▸ Exercise directions
Search the listing below for the word "Avest" and copy each line that holds it.

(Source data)
━━━━━━━━━━━━━━━━━━━━━━━━━━━━━━
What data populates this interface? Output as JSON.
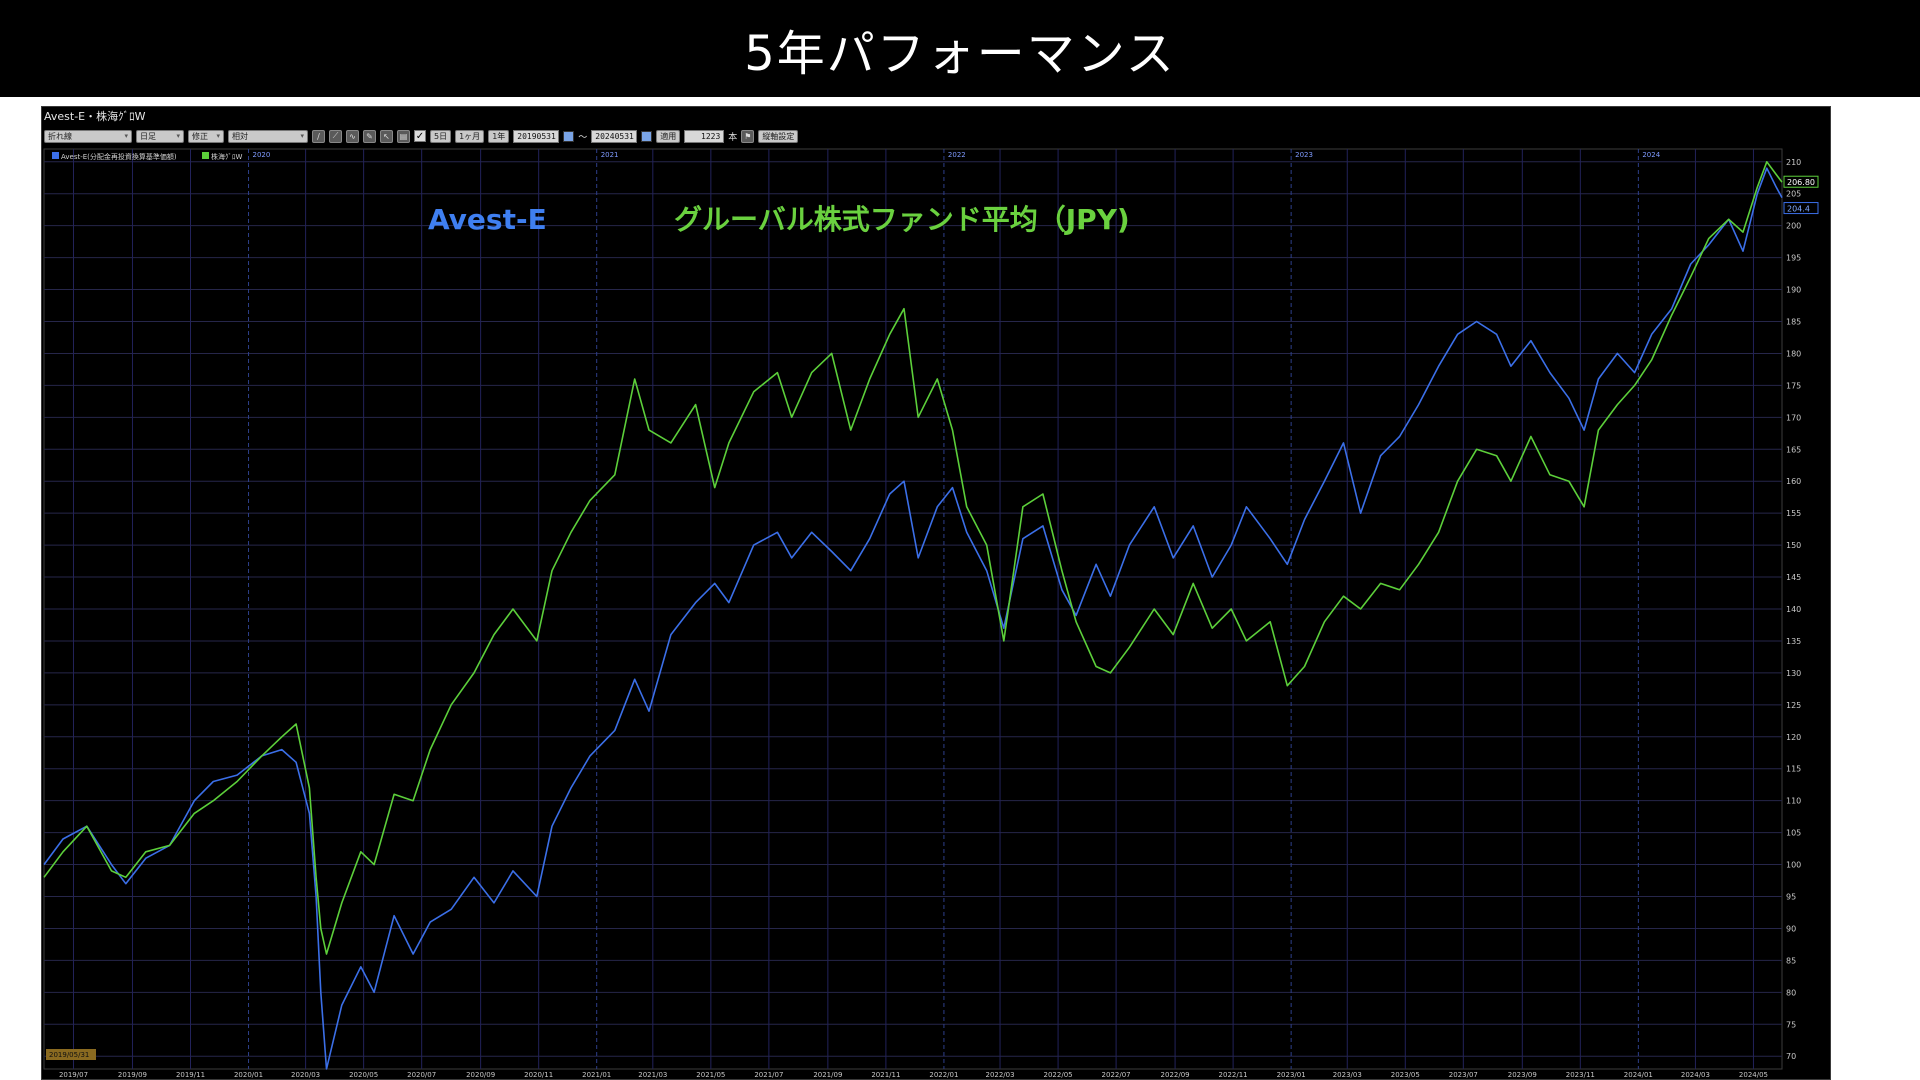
{
  "slide_title": "5年パフォーマンス",
  "window": {
    "title": "Avest-E・株海ｸﾞﾛW"
  },
  "toolbar": {
    "series_select": "折れ線",
    "period_select": "日足",
    "adjust_select": "修正",
    "scale_select": "相対",
    "btn_5d": "5日",
    "btn_1m": "1ヶ月",
    "btn_1y": "1年",
    "date_from": "20190531",
    "range_sep": "～",
    "date_to": "20240531",
    "apply_label": "適用",
    "bar_count": "1223",
    "bar_count_unit": "本",
    "settings_label": "縦軸設定"
  },
  "chart_data": {
    "type": "line",
    "title": "",
    "legend": [
      {
        "name": "Avest-E(分配金再投資換算基準価額)",
        "color": "#3b6fe8"
      },
      {
        "name": "株海ｸﾞﾛW",
        "color": "#5ccf3a"
      }
    ],
    "annotations": [
      {
        "text": "Avest-E",
        "color": "#3f7ff0"
      },
      {
        "text": "グルーバル株式ファンド平均（JPY)",
        "color": "#6ad13f"
      }
    ],
    "start_label": "2019/05/31",
    "last_values": {
      "green": "206.80",
      "blue": "204.4"
    },
    "ylim": [
      68,
      212
    ],
    "y_ticks": [
      70,
      75,
      80,
      85,
      90,
      95,
      100,
      105,
      110,
      115,
      120,
      125,
      130,
      135,
      140,
      145,
      150,
      155,
      160,
      165,
      170,
      175,
      180,
      185,
      190,
      195,
      200,
      205,
      210
    ],
    "x_ticks": [
      "2019/07",
      "2019/09",
      "2019/11",
      "2020/01",
      "2020/03",
      "2020/05",
      "2020/07",
      "2020/09",
      "2020/11",
      "2021/01",
      "2021/03",
      "2021/05",
      "2021/07",
      "2021/09",
      "2021/11",
      "2022/01",
      "2022/03",
      "2022/05",
      "2022/07",
      "2022/09",
      "2022/11",
      "2023/01",
      "2023/03",
      "2023/05",
      "2023/07",
      "2023/09",
      "2023/11",
      "2024/01",
      "2024/03",
      "2024/05"
    ],
    "year_markers": [
      "2020",
      "2021",
      "2022",
      "2023",
      "2024"
    ],
    "grid": true,
    "x_range": [
      "2019-05-31",
      "2024-05-31"
    ],
    "series": [
      {
        "name": "Avest-E(分配金再投資換算基準価額)",
        "color": "#3b6fe8",
        "points": [
          [
            "2019-05-31",
            100
          ],
          [
            "2019-06-20",
            104
          ],
          [
            "2019-07-15",
            106
          ],
          [
            "2019-08-10",
            100
          ],
          [
            "2019-08-25",
            97
          ],
          [
            "2019-09-15",
            101
          ],
          [
            "2019-10-10",
            103
          ],
          [
            "2019-11-05",
            110
          ],
          [
            "2019-11-25",
            113
          ],
          [
            "2019-12-20",
            114
          ],
          [
            "2020-01-15",
            117
          ],
          [
            "2020-02-05",
            118
          ],
          [
            "2020-02-20",
            116
          ],
          [
            "2020-03-05",
            108
          ],
          [
            "2020-03-12",
            95
          ],
          [
            "2020-03-17",
            80
          ],
          [
            "2020-03-23",
            68
          ],
          [
            "2020-04-08",
            78
          ],
          [
            "2020-04-28",
            84
          ],
          [
            "2020-05-12",
            80
          ],
          [
            "2020-06-02",
            92
          ],
          [
            "2020-06-22",
            86
          ],
          [
            "2020-07-10",
            91
          ],
          [
            "2020-08-01",
            93
          ],
          [
            "2020-08-25",
            98
          ],
          [
            "2020-09-15",
            94
          ],
          [
            "2020-10-05",
            99
          ],
          [
            "2020-10-30",
            95
          ],
          [
            "2020-11-15",
            106
          ],
          [
            "2020-12-05",
            112
          ],
          [
            "2020-12-25",
            117
          ],
          [
            "2021-01-20",
            121
          ],
          [
            "2021-02-10",
            129
          ],
          [
            "2021-02-25",
            124
          ],
          [
            "2021-03-20",
            136
          ],
          [
            "2021-04-15",
            141
          ],
          [
            "2021-05-05",
            144
          ],
          [
            "2021-05-20",
            141
          ],
          [
            "2021-06-15",
            150
          ],
          [
            "2021-07-10",
            152
          ],
          [
            "2021-07-25",
            148
          ],
          [
            "2021-08-15",
            152
          ],
          [
            "2021-09-05",
            149
          ],
          [
            "2021-09-25",
            146
          ],
          [
            "2021-10-15",
            151
          ],
          [
            "2021-11-05",
            158
          ],
          [
            "2021-11-20",
            160
          ],
          [
            "2021-12-05",
            148
          ],
          [
            "2021-12-25",
            156
          ],
          [
            "2022-01-10",
            159
          ],
          [
            "2022-01-25",
            152
          ],
          [
            "2022-02-15",
            146
          ],
          [
            "2022-03-05",
            137
          ],
          [
            "2022-03-25",
            151
          ],
          [
            "2022-04-15",
            153
          ],
          [
            "2022-05-05",
            143
          ],
          [
            "2022-05-20",
            139
          ],
          [
            "2022-06-10",
            147
          ],
          [
            "2022-06-25",
            142
          ],
          [
            "2022-07-15",
            150
          ],
          [
            "2022-08-10",
            156
          ],
          [
            "2022-08-30",
            148
          ],
          [
            "2022-09-20",
            153
          ],
          [
            "2022-10-10",
            145
          ],
          [
            "2022-10-30",
            150
          ],
          [
            "2022-11-15",
            156
          ],
          [
            "2022-12-10",
            151
          ],
          [
            "2022-12-28",
            147
          ],
          [
            "2023-01-15",
            154
          ],
          [
            "2023-02-05",
            160
          ],
          [
            "2023-02-25",
            166
          ],
          [
            "2023-03-15",
            155
          ],
          [
            "2023-04-05",
            164
          ],
          [
            "2023-04-25",
            167
          ],
          [
            "2023-05-15",
            172
          ],
          [
            "2023-06-05",
            178
          ],
          [
            "2023-06-25",
            183
          ],
          [
            "2023-07-15",
            185
          ],
          [
            "2023-08-05",
            183
          ],
          [
            "2023-08-20",
            178
          ],
          [
            "2023-09-10",
            182
          ],
          [
            "2023-09-30",
            177
          ],
          [
            "2023-10-20",
            173
          ],
          [
            "2023-11-05",
            168
          ],
          [
            "2023-11-20",
            176
          ],
          [
            "2023-12-10",
            180
          ],
          [
            "2023-12-28",
            177
          ],
          [
            "2024-01-15",
            183
          ],
          [
            "2024-02-05",
            187
          ],
          [
            "2024-02-25",
            194
          ],
          [
            "2024-03-15",
            197
          ],
          [
            "2024-04-05",
            201
          ],
          [
            "2024-04-20",
            196
          ],
          [
            "2024-05-05",
            205
          ],
          [
            "2024-05-15",
            209
          ],
          [
            "2024-05-25",
            206
          ],
          [
            "2024-05-31",
            204.4
          ]
        ]
      },
      {
        "name": "株海ｸﾞﾛW",
        "color": "#5ccf3a",
        "points": [
          [
            "2019-05-31",
            98
          ],
          [
            "2019-06-20",
            102
          ],
          [
            "2019-07-15",
            106
          ],
          [
            "2019-08-10",
            99
          ],
          [
            "2019-08-25",
            98
          ],
          [
            "2019-09-15",
            102
          ],
          [
            "2019-10-10",
            103
          ],
          [
            "2019-11-05",
            108
          ],
          [
            "2019-11-25",
            110
          ],
          [
            "2019-12-20",
            113
          ],
          [
            "2020-01-15",
            117
          ],
          [
            "2020-02-05",
            120
          ],
          [
            "2020-02-20",
            122
          ],
          [
            "2020-03-05",
            112
          ],
          [
            "2020-03-12",
            98
          ],
          [
            "2020-03-17",
            90
          ],
          [
            "2020-03-23",
            86
          ],
          [
            "2020-04-08",
            94
          ],
          [
            "2020-04-28",
            102
          ],
          [
            "2020-05-12",
            100
          ],
          [
            "2020-06-02",
            111
          ],
          [
            "2020-06-22",
            110
          ],
          [
            "2020-07-10",
            118
          ],
          [
            "2020-08-01",
            125
          ],
          [
            "2020-08-25",
            130
          ],
          [
            "2020-09-15",
            136
          ],
          [
            "2020-10-05",
            140
          ],
          [
            "2020-10-30",
            135
          ],
          [
            "2020-11-15",
            146
          ],
          [
            "2020-12-05",
            152
          ],
          [
            "2020-12-25",
            157
          ],
          [
            "2021-01-20",
            161
          ],
          [
            "2021-02-10",
            176
          ],
          [
            "2021-02-25",
            168
          ],
          [
            "2021-03-20",
            166
          ],
          [
            "2021-04-15",
            172
          ],
          [
            "2021-05-05",
            159
          ],
          [
            "2021-05-20",
            166
          ],
          [
            "2021-06-15",
            174
          ],
          [
            "2021-07-10",
            177
          ],
          [
            "2021-07-25",
            170
          ],
          [
            "2021-08-15",
            177
          ],
          [
            "2021-09-05",
            180
          ],
          [
            "2021-09-25",
            168
          ],
          [
            "2021-10-15",
            176
          ],
          [
            "2021-11-05",
            183
          ],
          [
            "2021-11-20",
            187
          ],
          [
            "2021-12-05",
            170
          ],
          [
            "2021-12-25",
            176
          ],
          [
            "2022-01-10",
            168
          ],
          [
            "2022-01-25",
            156
          ],
          [
            "2022-02-15",
            150
          ],
          [
            "2022-03-05",
            135
          ],
          [
            "2022-03-25",
            156
          ],
          [
            "2022-04-15",
            158
          ],
          [
            "2022-05-05",
            146
          ],
          [
            "2022-05-20",
            138
          ],
          [
            "2022-06-10",
            131
          ],
          [
            "2022-06-25",
            130
          ],
          [
            "2022-07-15",
            134
          ],
          [
            "2022-08-10",
            140
          ],
          [
            "2022-08-30",
            136
          ],
          [
            "2022-09-20",
            144
          ],
          [
            "2022-10-10",
            137
          ],
          [
            "2022-10-30",
            140
          ],
          [
            "2022-11-15",
            135
          ],
          [
            "2022-12-10",
            138
          ],
          [
            "2022-12-28",
            128
          ],
          [
            "2023-01-15",
            131
          ],
          [
            "2023-02-05",
            138
          ],
          [
            "2023-02-25",
            142
          ],
          [
            "2023-03-15",
            140
          ],
          [
            "2023-04-05",
            144
          ],
          [
            "2023-04-25",
            143
          ],
          [
            "2023-05-15",
            147
          ],
          [
            "2023-06-05",
            152
          ],
          [
            "2023-06-25",
            160
          ],
          [
            "2023-07-15",
            165
          ],
          [
            "2023-08-05",
            164
          ],
          [
            "2023-08-20",
            160
          ],
          [
            "2023-09-10",
            167
          ],
          [
            "2023-09-30",
            161
          ],
          [
            "2023-10-20",
            160
          ],
          [
            "2023-11-05",
            156
          ],
          [
            "2023-11-20",
            168
          ],
          [
            "2023-12-10",
            172
          ],
          [
            "2023-12-28",
            175
          ],
          [
            "2024-01-15",
            179
          ],
          [
            "2024-02-05",
            186
          ],
          [
            "2024-02-25",
            192
          ],
          [
            "2024-03-15",
            198
          ],
          [
            "2024-04-05",
            201
          ],
          [
            "2024-04-20",
            199
          ],
          [
            "2024-05-05",
            206
          ],
          [
            "2024-05-15",
            210
          ],
          [
            "2024-05-25",
            208
          ],
          [
            "2024-05-31",
            206.8
          ]
        ]
      }
    ]
  }
}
━━━━━━━━━━━━━━━━━━━━━━━━━━━━━━
▸ Reply
    "title": "Avest-E・株海ｸﾞﾛW"
        "name": "Avest-E(分配金再投資換算基準価額)",
        "text": "Avest-E",
        "name": "Avest-E(分配金再投資換算基準価額)",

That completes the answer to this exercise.